▸ Task statement:
Omit the images, then print each record below exactly as it reads.

[Start of Material for the task]

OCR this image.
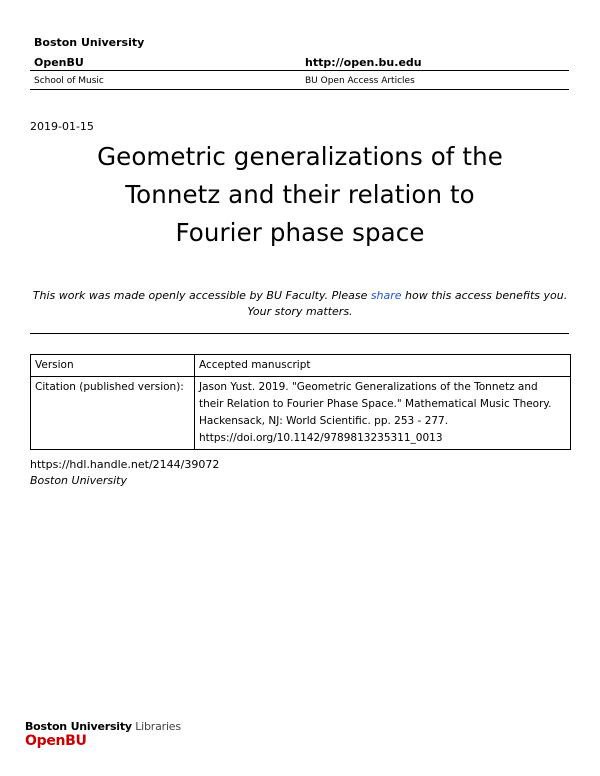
Boston University
OpenBU	http://open.bu.edu
School of Music	BU Open Access Articles
2019-01-15
Geometric generalizations of the
Tonnetz and their relation to
Fourier phase space
This work was made openly accessible by BU Faculty. Please share how this access benefits you.
Your story matters.
Version	Accepted manuscript
Citation (published version):	Jason Yust. 2019. "Geometric Generalizations of the Tonnetz and
their Relation to Fourier Phase Space." Mathematical Music Theory.
Hackensack, NJ: World Scientific. pp. 253 - 277.
https://doi.org/10.1142/9789813235311_0013
https://hdl.handle.net/2144/39072
Boston University
Boston University Libraries
OpenBU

[End of Material for the task]

▸ Reply to the task:
OCR this image.
Boston University
OpenBU	http://open.bu.edu
School of Music	BU Open Access Articles
2019-01-15
Geometric generalizations of the
Tonnetz and their relation to
Fourier phase space
This work was made openly accessible by BU Faculty. Please share how this access benefits you.
Your story matters.
Version	Accepted manuscript
Citation (published version):	Jason Yust. 2019. "Geometric Generalizations of the Tonnetz and
their Relation to Fourier Phase Space." Mathematical Music Theory.
Hackensack, NJ: World Scientific. pp. 253 - 277.
https://doi.org/10.1142/9789813235311_0013
https://hdl.handle.net/2144/39072
Boston University
Boston University Libraries
OpenBU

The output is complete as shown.